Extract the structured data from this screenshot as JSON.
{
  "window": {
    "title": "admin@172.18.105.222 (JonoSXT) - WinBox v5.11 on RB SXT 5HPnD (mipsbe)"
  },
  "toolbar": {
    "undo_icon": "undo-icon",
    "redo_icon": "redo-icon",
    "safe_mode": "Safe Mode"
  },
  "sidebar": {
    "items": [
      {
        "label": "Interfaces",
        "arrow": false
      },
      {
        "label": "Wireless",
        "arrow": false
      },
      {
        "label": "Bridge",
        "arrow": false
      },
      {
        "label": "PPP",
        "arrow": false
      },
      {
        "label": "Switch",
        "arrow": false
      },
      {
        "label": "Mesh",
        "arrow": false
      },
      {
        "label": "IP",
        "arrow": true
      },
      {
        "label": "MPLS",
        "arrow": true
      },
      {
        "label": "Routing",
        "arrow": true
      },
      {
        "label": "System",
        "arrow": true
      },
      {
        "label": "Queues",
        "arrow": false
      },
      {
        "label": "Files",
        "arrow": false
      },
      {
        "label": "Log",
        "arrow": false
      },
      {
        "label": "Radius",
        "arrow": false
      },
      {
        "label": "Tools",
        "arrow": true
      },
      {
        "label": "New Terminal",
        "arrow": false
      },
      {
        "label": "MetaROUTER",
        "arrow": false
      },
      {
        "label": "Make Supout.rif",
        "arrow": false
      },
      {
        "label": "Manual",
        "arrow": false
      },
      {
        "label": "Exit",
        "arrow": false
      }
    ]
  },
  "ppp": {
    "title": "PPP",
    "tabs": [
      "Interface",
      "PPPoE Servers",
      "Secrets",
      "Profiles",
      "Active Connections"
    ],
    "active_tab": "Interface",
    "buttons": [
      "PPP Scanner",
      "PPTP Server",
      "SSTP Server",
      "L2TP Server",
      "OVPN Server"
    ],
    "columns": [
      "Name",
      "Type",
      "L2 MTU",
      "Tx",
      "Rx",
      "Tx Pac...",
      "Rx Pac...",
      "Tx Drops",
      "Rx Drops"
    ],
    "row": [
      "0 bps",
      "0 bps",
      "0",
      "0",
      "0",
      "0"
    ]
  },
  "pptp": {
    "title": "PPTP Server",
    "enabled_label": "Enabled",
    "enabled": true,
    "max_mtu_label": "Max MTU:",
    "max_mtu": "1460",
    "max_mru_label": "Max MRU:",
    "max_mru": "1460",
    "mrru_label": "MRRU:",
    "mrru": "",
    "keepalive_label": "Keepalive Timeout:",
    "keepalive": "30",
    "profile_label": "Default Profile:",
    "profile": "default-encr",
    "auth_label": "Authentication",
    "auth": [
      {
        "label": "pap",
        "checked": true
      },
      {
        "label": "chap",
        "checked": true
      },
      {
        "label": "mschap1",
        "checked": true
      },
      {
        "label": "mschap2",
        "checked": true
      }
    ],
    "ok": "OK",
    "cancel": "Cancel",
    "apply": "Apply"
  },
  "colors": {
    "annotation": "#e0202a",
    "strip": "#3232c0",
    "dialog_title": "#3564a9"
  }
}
^^^^^^^^
From the records above, extract everything verbatim.

The output:
Extract the structured data from this screenshot as JSON.
{
  "window": {
    "title": "admin@172.18.105.222 (JonoSXT) - WinBox v5.11 on RB SXT 5HPnD (mipsbe)"
  },
  "toolbar": {
    "undo_icon": "undo-icon",
    "redo_icon": "redo-icon",
    "safe_mode": "Safe Mode"
  },
  "sidebar": {
    "items": [
      {
        "label": "Interfaces",
        "arrow": false
      },
      {
        "label": "Wireless",
        "arrow": false
      },
      {
        "label": "Bridge",
        "arrow": false
      },
      {
        "label": "PPP",
        "arrow": false
      },
      {
        "label": "Switch",
        "arrow": false
      },
      {
        "label": "Mesh",
        "arrow": false
      },
      {
        "label": "IP",
        "arrow": true
      },
      {
        "label": "MPLS",
        "arrow": true
      },
      {
        "label": "Routing",
        "arrow": true
      },
      {
        "label": "System",
        "arrow": true
      },
      {
        "label": "Queues",
        "arrow": false
      },
      {
        "label": "Files",
        "arrow": false
      },
      {
        "label": "Log",
        "arrow": false
      },
      {
        "label": "Radius",
        "arrow": false
      },
      {
        "label": "Tools",
        "arrow": true
      },
      {
        "label": "New Terminal",
        "arrow": false
      },
      {
        "label": "MetaROUTER",
        "arrow": false
      },
      {
        "label": "Make Supout.rif",
        "arrow": false
      },
      {
        "label": "Manual",
        "arrow": false
      },
      {
        "label": "Exit",
        "arrow": false
      }
    ]
  },
  "ppp": {
    "title": "PPP",
    "tabs": [
      "Interface",
      "PPPoE Servers",
      "Secrets",
      "Profiles",
      "Active Connections"
    ],
    "active_tab": "Interface",
    "buttons": [
      "PPP Scanner",
      "PPTP Server",
      "SSTP Server",
      "L2TP Server",
      "OVPN Server"
    ],
    "columns": [
      "Name",
      "Type",
      "L2 MTU",
      "Tx",
      "Rx",
      "Tx Pac...",
      "Rx Pac...",
      "Tx Drops",
      "Rx Drops"
    ],
    "row": [
      "0 bps",
      "0 bps",
      "0",
      "0",
      "0",
      "0"
    ]
  },
  "pptp": {
    "title": "PPTP Server",
    "enabled_label": "Enabled",
    "enabled": true,
    "max_mtu_label": "Max MTU:",
    "max_mtu": "1460",
    "max_mru_label": "Max MRU:",
    "max_mru": "1460",
    "mrru_label": "MRRU:",
    "mrru": "",
    "keepalive_label": "Keepalive Timeout:",
    "keepalive": "30",
    "profile_label": "Default Profile:",
    "profile": "default-encr",
    "auth_label": "Authentication",
    "auth": [
      {
        "label": "pap",
        "checked": true
      },
      {
        "label": "chap",
        "checked": true
      },
      {
        "label": "mschap1",
        "checked": true
      },
      {
        "label": "mschap2",
        "checked": true
      }
    ],
    "ok": "OK",
    "cancel": "Cancel",
    "apply": "Apply"
  },
  "colors": {
    "annotation": "#e0202a",
    "strip": "#3232c0",
    "dialog_title": "#3564a9"
  }
}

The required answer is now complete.